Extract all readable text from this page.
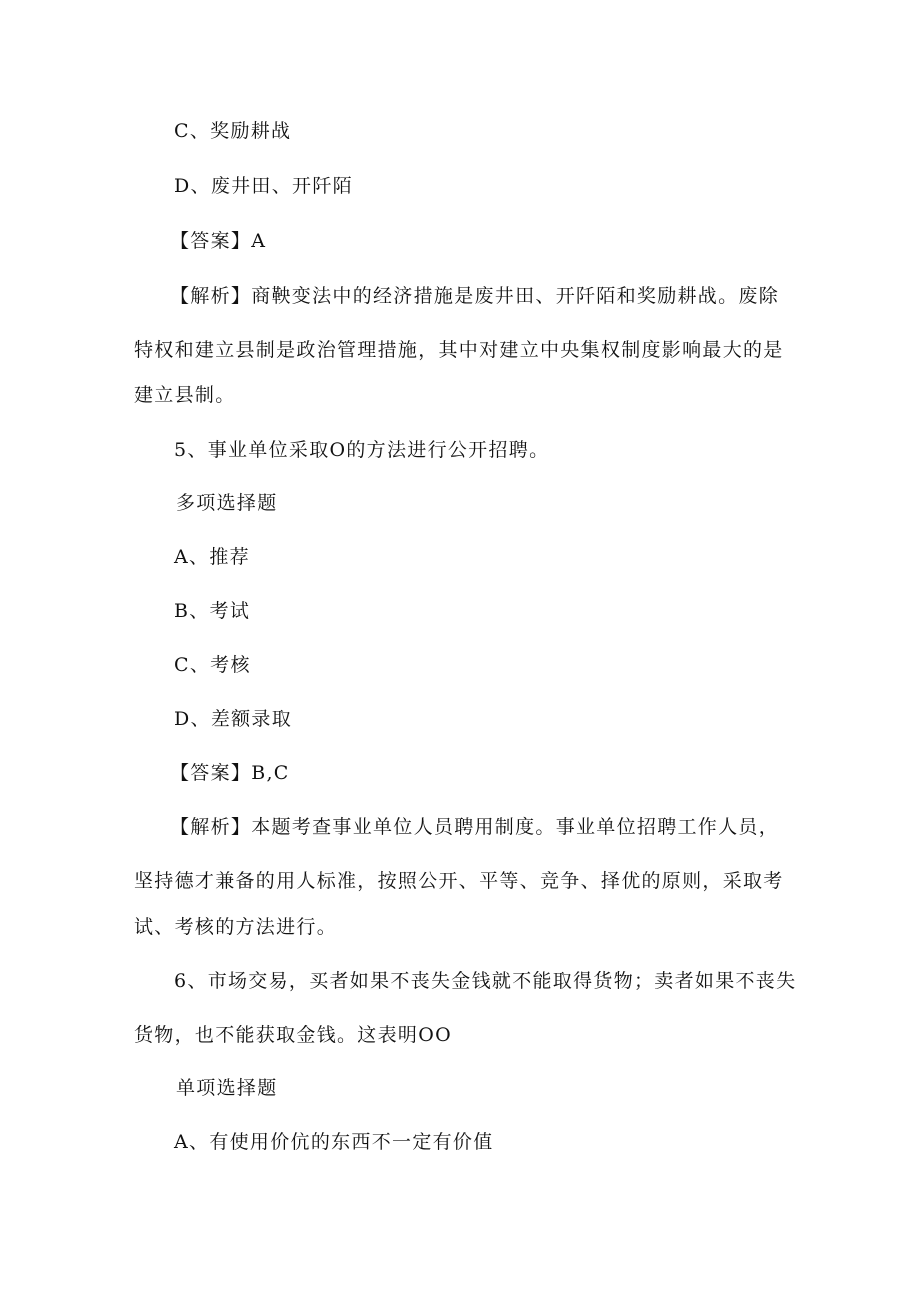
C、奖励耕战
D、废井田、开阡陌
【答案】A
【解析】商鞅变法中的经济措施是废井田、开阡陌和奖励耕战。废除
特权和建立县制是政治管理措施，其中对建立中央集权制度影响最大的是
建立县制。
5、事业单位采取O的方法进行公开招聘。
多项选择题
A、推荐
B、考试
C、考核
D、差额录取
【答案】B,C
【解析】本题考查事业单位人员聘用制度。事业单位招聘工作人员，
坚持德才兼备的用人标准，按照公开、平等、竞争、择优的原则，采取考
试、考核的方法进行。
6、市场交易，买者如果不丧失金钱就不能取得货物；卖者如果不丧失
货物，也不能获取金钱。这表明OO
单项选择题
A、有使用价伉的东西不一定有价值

+-------+

What you need to do: Set down the complete material exactly, but do not include the images.

Expected answer:
Extract all readable text from this page.
C、奖励耕战
D、废井田、开阡陌
【答案】A
【解析】商鞅变法中的经济措施是废井田、开阡陌和奖励耕战。废除
特权和建立县制是政治管理措施，其中对建立中央集权制度影响最大的是
建立县制。
5、事业单位采取O的方法进行公开招聘。
多项选择题
A、推荐
B、考试
C、考核
D、差额录取
【答案】B,C
【解析】本题考查事业单位人员聘用制度。事业单位招聘工作人员，
坚持德才兼备的用人标准，按照公开、平等、竞争、择优的原则，采取考
试、考核的方法进行。
6、市场交易，买者如果不丧失金钱就不能取得货物；卖者如果不丧失
货物，也不能获取金钱。这表明OO
单项选择题
A、有使用价伉的东西不一定有价值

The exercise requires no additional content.